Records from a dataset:
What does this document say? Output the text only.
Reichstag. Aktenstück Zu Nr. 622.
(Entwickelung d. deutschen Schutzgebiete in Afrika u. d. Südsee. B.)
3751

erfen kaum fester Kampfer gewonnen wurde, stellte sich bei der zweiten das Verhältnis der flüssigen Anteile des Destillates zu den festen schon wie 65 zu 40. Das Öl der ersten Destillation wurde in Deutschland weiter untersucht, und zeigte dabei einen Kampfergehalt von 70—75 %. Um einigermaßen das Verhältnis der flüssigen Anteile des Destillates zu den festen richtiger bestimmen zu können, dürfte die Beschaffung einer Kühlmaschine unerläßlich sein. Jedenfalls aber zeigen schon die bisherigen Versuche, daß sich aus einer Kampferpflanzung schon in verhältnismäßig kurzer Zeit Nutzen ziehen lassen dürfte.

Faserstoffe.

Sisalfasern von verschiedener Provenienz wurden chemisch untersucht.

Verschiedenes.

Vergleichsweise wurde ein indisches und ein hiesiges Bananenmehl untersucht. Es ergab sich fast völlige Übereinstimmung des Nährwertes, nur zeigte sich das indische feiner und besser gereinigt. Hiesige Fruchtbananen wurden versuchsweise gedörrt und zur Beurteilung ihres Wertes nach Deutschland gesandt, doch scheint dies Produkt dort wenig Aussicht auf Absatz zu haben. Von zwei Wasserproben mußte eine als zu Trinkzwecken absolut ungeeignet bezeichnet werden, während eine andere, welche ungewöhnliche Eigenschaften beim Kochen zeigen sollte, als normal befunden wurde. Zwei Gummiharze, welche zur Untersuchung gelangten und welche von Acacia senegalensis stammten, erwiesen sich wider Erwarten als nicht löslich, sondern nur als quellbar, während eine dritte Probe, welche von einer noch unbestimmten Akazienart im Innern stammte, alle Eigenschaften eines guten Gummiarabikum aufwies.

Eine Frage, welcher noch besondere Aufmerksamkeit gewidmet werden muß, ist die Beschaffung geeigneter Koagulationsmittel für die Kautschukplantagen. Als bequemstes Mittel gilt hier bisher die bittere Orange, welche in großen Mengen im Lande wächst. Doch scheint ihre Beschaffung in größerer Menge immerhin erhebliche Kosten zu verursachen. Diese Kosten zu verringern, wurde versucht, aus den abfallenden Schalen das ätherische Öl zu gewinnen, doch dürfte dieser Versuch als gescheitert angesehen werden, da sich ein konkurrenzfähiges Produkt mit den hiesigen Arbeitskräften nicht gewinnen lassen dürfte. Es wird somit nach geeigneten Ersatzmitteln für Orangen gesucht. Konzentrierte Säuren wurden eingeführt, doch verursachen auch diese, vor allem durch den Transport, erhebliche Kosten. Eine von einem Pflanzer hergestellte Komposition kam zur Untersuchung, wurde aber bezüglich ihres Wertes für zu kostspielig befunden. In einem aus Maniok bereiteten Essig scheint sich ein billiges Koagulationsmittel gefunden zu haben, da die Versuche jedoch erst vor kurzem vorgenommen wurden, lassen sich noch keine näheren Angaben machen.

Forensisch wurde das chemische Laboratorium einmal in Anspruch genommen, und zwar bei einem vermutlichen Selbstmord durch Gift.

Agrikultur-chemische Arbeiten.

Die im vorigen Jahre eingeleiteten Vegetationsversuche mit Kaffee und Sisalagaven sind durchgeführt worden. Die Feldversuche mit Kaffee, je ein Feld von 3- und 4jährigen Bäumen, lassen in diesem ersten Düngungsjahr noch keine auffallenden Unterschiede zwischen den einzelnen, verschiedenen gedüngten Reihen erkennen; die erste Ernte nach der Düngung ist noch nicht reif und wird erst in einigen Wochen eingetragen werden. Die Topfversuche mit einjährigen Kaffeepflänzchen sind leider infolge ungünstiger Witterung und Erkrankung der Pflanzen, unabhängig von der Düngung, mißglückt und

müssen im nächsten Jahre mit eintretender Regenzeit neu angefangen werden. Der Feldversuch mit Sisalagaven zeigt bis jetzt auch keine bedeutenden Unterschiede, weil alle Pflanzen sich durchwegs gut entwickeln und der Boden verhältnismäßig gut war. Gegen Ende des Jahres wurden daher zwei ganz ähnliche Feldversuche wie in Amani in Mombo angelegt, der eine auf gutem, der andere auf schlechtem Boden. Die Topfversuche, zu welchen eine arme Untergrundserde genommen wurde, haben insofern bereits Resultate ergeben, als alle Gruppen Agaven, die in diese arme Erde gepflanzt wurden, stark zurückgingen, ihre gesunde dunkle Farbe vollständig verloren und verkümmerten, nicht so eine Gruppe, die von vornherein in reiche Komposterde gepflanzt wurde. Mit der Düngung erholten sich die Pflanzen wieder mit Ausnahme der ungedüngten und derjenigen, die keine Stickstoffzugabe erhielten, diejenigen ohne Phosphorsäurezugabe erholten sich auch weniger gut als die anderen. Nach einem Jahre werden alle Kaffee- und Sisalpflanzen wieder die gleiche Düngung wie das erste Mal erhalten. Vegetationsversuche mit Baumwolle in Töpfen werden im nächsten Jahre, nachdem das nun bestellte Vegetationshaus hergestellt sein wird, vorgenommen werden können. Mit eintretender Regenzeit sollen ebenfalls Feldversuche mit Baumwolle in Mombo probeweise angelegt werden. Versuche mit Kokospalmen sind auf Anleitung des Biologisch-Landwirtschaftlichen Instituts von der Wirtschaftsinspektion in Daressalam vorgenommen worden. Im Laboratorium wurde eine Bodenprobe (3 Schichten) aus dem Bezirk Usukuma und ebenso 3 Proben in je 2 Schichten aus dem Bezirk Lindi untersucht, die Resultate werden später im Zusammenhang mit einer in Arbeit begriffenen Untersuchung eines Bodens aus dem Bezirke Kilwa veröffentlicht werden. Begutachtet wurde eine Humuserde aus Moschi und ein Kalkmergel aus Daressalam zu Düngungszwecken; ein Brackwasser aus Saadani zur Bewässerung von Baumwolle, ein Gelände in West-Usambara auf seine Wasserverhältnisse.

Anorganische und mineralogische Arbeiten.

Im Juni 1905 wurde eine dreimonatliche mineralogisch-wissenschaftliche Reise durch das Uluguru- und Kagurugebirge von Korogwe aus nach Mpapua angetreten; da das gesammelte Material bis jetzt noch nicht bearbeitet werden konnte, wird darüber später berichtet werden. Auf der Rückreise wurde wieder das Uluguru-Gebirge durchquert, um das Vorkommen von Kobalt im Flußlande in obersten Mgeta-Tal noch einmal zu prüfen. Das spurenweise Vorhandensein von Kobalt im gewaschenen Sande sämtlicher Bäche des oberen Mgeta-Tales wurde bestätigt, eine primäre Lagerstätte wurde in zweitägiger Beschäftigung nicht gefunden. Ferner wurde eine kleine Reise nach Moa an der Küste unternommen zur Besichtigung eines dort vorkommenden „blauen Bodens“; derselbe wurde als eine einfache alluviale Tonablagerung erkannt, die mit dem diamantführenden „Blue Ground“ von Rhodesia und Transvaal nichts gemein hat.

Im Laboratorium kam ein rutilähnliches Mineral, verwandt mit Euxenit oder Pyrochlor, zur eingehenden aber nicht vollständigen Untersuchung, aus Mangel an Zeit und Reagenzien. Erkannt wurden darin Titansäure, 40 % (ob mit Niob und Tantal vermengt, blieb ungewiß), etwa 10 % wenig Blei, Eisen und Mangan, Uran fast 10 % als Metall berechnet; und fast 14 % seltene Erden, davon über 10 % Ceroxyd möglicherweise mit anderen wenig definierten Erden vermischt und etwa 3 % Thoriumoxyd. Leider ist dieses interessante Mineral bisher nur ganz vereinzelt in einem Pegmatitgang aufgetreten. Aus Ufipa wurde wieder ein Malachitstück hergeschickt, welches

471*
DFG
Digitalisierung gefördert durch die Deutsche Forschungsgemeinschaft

→ **Assignment**
Please filter the entries for the word "chemische" and copy the lines that have it.

→ **Expected answer**
Forensisch wurde das chemische Laboratorium einmal in Anspruch genommen, und zwar bei einem vermutlichen Selbstmord durch Gift.
Agrikultur-chemische Arbeiten.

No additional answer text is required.